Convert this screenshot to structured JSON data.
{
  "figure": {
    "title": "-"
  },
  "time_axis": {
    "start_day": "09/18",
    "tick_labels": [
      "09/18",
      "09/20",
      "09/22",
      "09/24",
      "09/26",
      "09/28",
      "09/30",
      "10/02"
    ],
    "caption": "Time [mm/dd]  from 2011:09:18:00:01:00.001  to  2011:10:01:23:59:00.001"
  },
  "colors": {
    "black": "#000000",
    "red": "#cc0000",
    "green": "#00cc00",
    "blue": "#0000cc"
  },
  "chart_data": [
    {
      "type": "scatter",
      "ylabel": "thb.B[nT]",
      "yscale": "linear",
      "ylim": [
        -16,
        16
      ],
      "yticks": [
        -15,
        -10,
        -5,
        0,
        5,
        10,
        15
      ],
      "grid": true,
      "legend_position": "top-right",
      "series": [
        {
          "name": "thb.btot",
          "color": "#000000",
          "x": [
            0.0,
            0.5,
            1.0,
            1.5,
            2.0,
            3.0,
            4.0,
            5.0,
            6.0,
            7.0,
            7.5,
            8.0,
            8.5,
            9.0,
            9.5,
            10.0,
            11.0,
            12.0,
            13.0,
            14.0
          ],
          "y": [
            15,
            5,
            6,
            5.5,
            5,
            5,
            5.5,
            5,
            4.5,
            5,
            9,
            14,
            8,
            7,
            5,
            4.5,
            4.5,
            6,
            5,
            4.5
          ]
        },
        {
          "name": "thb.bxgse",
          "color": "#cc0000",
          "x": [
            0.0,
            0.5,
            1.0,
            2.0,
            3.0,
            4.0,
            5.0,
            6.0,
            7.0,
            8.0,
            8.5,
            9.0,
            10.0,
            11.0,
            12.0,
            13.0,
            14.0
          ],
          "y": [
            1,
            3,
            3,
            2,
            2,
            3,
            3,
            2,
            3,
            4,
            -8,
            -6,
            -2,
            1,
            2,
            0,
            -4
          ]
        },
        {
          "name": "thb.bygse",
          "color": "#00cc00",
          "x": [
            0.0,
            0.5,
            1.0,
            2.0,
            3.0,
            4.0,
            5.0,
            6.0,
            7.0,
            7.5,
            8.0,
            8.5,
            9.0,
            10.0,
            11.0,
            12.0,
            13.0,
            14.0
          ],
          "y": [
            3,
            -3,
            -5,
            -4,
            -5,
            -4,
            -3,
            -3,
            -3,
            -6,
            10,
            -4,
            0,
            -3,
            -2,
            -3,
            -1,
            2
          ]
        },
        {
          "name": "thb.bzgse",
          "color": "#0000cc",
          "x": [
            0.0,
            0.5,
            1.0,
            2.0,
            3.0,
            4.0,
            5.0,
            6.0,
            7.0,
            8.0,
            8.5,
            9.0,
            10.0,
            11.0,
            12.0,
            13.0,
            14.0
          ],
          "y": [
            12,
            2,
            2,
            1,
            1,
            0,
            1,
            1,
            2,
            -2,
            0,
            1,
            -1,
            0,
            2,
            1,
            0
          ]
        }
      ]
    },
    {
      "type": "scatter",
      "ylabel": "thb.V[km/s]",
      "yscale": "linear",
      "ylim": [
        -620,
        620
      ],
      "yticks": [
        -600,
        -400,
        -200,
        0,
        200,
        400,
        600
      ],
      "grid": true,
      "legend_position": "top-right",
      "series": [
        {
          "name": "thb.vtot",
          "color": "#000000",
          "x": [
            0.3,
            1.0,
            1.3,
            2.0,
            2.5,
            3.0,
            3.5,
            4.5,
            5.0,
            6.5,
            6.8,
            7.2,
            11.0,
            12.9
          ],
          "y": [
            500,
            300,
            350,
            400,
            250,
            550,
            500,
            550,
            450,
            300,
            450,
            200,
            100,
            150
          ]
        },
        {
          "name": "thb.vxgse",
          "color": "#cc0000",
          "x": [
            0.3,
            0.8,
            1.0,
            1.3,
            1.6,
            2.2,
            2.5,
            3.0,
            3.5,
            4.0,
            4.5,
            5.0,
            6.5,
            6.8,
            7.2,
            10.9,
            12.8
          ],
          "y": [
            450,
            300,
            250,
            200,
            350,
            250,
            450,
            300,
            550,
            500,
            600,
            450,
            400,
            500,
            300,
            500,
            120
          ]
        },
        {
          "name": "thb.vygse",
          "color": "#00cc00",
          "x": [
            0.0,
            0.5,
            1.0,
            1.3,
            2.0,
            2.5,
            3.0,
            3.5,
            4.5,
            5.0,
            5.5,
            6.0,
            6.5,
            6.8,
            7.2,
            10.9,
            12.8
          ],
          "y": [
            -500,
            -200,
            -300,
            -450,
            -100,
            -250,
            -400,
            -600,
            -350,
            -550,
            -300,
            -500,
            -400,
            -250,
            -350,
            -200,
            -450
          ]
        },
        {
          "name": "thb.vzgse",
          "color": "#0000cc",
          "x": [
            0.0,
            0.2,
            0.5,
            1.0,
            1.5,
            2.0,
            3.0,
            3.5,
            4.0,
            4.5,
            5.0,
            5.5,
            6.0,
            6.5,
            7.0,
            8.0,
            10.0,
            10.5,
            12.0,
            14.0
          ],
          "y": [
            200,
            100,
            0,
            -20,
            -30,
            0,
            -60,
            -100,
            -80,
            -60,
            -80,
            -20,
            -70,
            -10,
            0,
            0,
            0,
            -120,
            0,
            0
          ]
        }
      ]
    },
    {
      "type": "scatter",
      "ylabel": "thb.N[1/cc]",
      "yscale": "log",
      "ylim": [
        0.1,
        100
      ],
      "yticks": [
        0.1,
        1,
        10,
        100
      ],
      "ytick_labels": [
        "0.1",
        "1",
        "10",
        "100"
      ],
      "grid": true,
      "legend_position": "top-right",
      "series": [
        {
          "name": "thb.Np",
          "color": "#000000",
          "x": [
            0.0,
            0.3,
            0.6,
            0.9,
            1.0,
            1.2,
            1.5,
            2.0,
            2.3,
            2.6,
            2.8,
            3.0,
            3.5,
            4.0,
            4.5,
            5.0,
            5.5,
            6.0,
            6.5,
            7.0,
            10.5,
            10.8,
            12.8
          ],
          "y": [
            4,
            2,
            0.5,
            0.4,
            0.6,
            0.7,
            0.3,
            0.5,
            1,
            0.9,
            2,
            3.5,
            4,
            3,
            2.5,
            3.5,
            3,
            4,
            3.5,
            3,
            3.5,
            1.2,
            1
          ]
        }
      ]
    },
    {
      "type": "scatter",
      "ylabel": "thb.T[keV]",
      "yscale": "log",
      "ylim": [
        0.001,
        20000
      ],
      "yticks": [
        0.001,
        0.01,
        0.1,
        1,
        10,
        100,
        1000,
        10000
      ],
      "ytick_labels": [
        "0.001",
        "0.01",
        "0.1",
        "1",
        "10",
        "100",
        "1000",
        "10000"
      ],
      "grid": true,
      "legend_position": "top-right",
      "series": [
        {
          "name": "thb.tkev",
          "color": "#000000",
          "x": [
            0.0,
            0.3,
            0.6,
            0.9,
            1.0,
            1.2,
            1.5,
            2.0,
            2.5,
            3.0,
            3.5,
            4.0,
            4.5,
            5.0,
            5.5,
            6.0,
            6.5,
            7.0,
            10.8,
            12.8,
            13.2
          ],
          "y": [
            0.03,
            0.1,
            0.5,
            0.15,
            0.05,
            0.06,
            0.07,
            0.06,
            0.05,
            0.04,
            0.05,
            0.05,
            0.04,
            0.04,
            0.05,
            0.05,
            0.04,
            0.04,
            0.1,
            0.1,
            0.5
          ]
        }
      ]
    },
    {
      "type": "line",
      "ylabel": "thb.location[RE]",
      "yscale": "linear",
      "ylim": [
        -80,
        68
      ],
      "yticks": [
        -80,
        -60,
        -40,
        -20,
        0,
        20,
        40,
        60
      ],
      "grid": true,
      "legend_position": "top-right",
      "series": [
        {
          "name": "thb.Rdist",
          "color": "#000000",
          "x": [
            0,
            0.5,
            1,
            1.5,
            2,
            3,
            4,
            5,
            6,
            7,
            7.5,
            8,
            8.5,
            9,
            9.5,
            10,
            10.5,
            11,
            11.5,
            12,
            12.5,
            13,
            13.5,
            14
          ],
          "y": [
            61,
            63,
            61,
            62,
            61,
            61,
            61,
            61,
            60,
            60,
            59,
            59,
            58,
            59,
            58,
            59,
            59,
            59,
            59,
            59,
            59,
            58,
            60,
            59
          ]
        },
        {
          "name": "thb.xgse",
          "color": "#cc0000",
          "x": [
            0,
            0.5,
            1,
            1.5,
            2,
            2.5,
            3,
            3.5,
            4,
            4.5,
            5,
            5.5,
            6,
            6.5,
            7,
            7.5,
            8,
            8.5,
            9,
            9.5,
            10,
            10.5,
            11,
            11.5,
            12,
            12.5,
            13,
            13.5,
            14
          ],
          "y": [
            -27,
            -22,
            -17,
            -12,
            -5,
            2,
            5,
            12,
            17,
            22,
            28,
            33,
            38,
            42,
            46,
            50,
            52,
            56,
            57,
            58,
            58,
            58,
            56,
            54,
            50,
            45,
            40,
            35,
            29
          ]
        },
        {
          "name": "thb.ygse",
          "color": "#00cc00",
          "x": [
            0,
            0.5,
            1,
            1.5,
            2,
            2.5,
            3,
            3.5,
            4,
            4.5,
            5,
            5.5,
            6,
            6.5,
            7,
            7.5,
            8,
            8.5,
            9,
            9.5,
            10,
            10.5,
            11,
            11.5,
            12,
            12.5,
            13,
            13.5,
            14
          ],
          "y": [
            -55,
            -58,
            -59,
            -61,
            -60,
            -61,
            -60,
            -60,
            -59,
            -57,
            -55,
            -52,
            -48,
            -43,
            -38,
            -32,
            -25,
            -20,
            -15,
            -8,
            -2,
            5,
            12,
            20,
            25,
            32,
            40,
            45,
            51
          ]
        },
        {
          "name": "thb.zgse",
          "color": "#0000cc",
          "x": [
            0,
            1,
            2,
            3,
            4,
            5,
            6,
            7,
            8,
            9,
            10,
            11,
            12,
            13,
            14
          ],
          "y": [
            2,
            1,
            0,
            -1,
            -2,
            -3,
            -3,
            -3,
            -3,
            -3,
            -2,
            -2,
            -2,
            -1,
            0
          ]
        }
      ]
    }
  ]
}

Task details:
Gather from the records above every line containing the string "ylabel".

Exercise result:
      "ylabel": "thb.B[nT]",
      "ylabel": "thb.V[km/s]",
      "ylabel": "thb.N[1/cc]",
      "ylabel": "thb.T[keV]",
      "ylabel": "thb.location[RE]",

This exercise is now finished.